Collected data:
----

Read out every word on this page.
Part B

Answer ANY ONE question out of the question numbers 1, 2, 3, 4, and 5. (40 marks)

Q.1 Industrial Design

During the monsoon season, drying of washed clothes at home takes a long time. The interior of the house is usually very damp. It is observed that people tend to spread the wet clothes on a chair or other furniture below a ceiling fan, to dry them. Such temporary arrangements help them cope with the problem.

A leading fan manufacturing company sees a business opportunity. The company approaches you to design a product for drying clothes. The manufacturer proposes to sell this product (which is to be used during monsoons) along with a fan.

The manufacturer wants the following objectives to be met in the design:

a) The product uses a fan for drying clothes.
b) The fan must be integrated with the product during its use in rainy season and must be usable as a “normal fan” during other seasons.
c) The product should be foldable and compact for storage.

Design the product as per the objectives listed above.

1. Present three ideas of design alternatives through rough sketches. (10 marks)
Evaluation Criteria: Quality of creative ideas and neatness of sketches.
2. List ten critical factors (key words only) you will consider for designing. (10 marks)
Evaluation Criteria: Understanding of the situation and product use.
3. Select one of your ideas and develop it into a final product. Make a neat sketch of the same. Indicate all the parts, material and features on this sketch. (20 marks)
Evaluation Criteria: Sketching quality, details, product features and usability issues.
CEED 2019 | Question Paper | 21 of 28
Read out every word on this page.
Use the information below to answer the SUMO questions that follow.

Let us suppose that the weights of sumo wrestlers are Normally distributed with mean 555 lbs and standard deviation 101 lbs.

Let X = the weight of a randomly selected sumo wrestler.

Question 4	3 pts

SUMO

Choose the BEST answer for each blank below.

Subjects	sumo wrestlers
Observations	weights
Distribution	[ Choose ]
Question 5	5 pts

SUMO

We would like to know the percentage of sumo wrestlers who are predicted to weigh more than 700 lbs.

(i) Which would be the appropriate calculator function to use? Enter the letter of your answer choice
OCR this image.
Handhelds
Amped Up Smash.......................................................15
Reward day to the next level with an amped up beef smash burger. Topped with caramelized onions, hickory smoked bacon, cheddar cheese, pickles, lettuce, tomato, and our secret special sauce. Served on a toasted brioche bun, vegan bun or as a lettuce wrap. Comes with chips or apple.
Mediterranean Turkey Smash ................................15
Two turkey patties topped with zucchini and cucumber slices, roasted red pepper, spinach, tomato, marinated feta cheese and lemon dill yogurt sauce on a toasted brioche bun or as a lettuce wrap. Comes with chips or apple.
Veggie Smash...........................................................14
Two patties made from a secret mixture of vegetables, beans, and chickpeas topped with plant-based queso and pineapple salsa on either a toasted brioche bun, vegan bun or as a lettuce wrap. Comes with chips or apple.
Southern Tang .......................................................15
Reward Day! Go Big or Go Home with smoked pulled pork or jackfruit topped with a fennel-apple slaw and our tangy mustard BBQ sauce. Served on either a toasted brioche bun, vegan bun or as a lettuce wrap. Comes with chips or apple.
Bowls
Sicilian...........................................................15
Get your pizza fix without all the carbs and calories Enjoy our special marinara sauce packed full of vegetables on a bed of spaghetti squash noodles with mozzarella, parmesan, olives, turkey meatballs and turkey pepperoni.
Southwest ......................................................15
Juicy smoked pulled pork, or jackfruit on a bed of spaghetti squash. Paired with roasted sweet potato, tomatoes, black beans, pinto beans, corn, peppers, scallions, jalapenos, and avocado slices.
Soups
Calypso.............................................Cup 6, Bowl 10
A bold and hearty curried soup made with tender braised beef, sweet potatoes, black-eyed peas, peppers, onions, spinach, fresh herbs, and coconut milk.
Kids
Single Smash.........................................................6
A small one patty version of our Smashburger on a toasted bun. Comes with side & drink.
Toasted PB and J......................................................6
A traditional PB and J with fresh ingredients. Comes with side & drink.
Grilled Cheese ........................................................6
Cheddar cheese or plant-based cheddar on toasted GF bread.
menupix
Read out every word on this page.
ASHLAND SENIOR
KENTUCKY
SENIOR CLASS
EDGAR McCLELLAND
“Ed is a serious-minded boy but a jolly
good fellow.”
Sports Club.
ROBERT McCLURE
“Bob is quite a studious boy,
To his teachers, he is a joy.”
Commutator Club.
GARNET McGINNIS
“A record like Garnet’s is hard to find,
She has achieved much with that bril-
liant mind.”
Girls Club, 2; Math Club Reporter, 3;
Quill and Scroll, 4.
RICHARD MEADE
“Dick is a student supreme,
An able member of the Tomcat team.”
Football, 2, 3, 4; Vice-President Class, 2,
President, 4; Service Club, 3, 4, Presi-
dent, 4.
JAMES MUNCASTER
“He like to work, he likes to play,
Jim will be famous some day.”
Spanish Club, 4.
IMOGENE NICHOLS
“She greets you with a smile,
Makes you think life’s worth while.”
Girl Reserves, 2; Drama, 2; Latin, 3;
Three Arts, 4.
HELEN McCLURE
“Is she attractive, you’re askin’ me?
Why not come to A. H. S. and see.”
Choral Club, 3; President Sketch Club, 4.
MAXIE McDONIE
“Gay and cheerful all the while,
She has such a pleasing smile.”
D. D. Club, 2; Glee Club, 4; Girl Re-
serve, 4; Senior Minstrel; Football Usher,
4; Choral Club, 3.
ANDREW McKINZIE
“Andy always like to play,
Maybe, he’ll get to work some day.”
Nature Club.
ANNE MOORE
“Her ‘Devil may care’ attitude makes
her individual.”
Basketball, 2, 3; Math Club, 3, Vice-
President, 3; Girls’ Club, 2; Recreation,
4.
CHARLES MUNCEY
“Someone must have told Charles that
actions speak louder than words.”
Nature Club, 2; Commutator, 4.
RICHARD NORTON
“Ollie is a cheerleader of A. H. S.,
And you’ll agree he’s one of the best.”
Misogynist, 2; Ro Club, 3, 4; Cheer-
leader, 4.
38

----

§ WORK INSTRUCTIONS:
Send back every record, precisely as written.

§ TASK SOLUTION:
Read out every word on this page.
Part B

Answer ANY ONE question out of the question numbers 1, 2, 3, 4, and 5. (40 marks)

Q.1 Industrial Design

During the monsoon season, drying of washed clothes at home takes a long time. The interior of the house is usually very damp. It is observed that people tend to spread the wet clothes on a chair or other furniture below a ceiling fan, to dry them. Such temporary arrangements help them cope with the problem.

A leading fan manufacturing company sees a business opportunity. The company approaches you to design a product for drying clothes. The manufacturer proposes to sell this product (which is to be used during monsoons) along with a fan.

The manufacturer wants the following objectives to be met in the design:

a) The product uses a fan for drying clothes.
b) The fan must be integrated with the product during its use in rainy season and must be usable as a “normal fan” during other seasons.
c) The product should be foldable and compact for storage.

Design the product as per the objectives listed above.

1. Present three ideas of design alternatives through rough sketches. (10 marks)
Evaluation Criteria: Quality of creative ideas and neatness of sketches.
2. List ten critical factors (key words only) you will consider for designing. (10 marks)
Evaluation Criteria: Understanding of the situation and product use.
3. Select one of your ideas and develop it into a final product. Make a neat sketch of the same. Indicate all the parts, material and features on this sketch. (20 marks)
Evaluation Criteria: Sketching quality, details, product features and usability issues.
CEED 2019 | Question Paper | 21 of 28
Read out every word on this page.
Use the information below to answer the SUMO questions that follow.

Let us suppose that the weights of sumo wrestlers are Normally distributed with mean 555 lbs and standard deviation 101 lbs.

Let X = the weight of a randomly selected sumo wrestler.

Question 4	3 pts

SUMO

Choose the BEST answer for each blank below.

Subjects	sumo wrestlers
Observations	weights
Distribution	[ Choose ]
Question 5	5 pts

SUMO

We would like to know the percentage of sumo wrestlers who are predicted to weigh more than 700 lbs.

(i) Which would be the appropriate calculator function to use? Enter the letter of your answer choice
OCR this image.
Handhelds
Amped Up Smash.......................................................15
Reward day to the next level with an amped up beef smash burger. Topped with caramelized onions, hickory smoked bacon, cheddar cheese, pickles, lettuce, tomato, and our secret special sauce. Served on a toasted brioche bun, vegan bun or as a lettuce wrap. Comes with chips or apple.
Mediterranean Turkey Smash ................................15
Two turkey patties topped with zucchini and cucumber slices, roasted red pepper, spinach, tomato, marinated feta cheese and lemon dill yogurt sauce on a toasted brioche bun or as a lettuce wrap. Comes with chips or apple.
Veggie Smash...........................................................14
Two patties made from a secret mixture of vegetables, beans, and chickpeas topped with plant-based queso and pineapple salsa on either a toasted brioche bun, vegan bun or as a lettuce wrap. Comes with chips or apple.
Southern Tang .......................................................15
Reward Day! Go Big or Go Home with smoked pulled pork or jackfruit topped with a fennel-apple slaw and our tangy mustard BBQ sauce. Served on either a toasted brioche bun, vegan bun or as a lettuce wrap. Comes with chips or apple.
Bowls
Sicilian...........................................................15
Get your pizza fix without all the carbs and calories Enjoy our special marinara sauce packed full of vegetables on a bed of spaghetti squash noodles with mozzarella, parmesan, olives, turkey meatballs and turkey pepperoni.
Southwest ......................................................15
Juicy smoked pulled pork, or jackfruit on a bed of spaghetti squash. Paired with roasted sweet potato, tomatoes, black beans, pinto beans, corn, peppers, scallions, jalapenos, and avocado slices.
Soups
Calypso.............................................Cup 6, Bowl 10
A bold and hearty curried soup made with tender braised beef, sweet potatoes, black-eyed peas, peppers, onions, spinach, fresh herbs, and coconut milk.
Kids
Single Smash.........................................................6
A small one patty version of our Smashburger on a toasted bun. Comes with side & drink.
Toasted PB and J......................................................6
A traditional PB and J with fresh ingredients. Comes with side & drink.
Grilled Cheese ........................................................6
Cheddar cheese or plant-based cheddar on toasted GF bread.
menupix
Read out every word on this page.
ASHLAND SENIOR
KENTUCKY
SENIOR CLASS
EDGAR McCLELLAND
“Ed is a serious-minded boy but a jolly
good fellow.”
Sports Club.
ROBERT McCLURE
“Bob is quite a studious boy,
To his teachers, he is a joy.”
Commutator Club.
GARNET McGINNIS
“A record like Garnet’s is hard to find,
She has achieved much with that bril-
liant mind.”
Girls Club, 2; Math Club Reporter, 3;
Quill and Scroll, 4.
RICHARD MEADE
“Dick is a student supreme,
An able member of the Tomcat team.”
Football, 2, 3, 4; Vice-President Class, 2,
President, 4; Service Club, 3, 4, Presi-
dent, 4.
JAMES MUNCASTER
“He like to work, he likes to play,
Jim will be famous some day.”
Spanish Club, 4.
IMOGENE NICHOLS
“She greets you with a smile,
Makes you think life’s worth while.”
Girl Reserves, 2; Drama, 2; Latin, 3;
Three Arts, 4.
HELEN McCLURE
“Is she attractive, you’re askin’ me?
Why not come to A. H. S. and see.”
Choral Club, 3; President Sketch Club, 4.
MAXIE McDONIE
“Gay and cheerful all the while,
She has such a pleasing smile.”
D. D. Club, 2; Glee Club, 4; Girl Re-
serve, 4; Senior Minstrel; Football Usher,
4; Choral Club, 3.
ANDREW McKINZIE
“Andy always like to play,
Maybe, he’ll get to work some day.”
Nature Club.
ANNE MOORE
“Her ‘Devil may care’ attitude makes
her individual.”
Basketball, 2, 3; Math Club, 3, Vice-
President, 3; Girls’ Club, 2; Recreation,
4.
CHARLES MUNCEY
“Someone must have told Charles that
actions speak louder than words.”
Nature Club, 2; Commutator, 4.
RICHARD NORTON
“Ollie is a cheerleader of A. H. S.,
And you’ll agree he’s one of the best.”
Misogynist, 2; Ro Club, 3, 4; Cheer-
leader, 4.
38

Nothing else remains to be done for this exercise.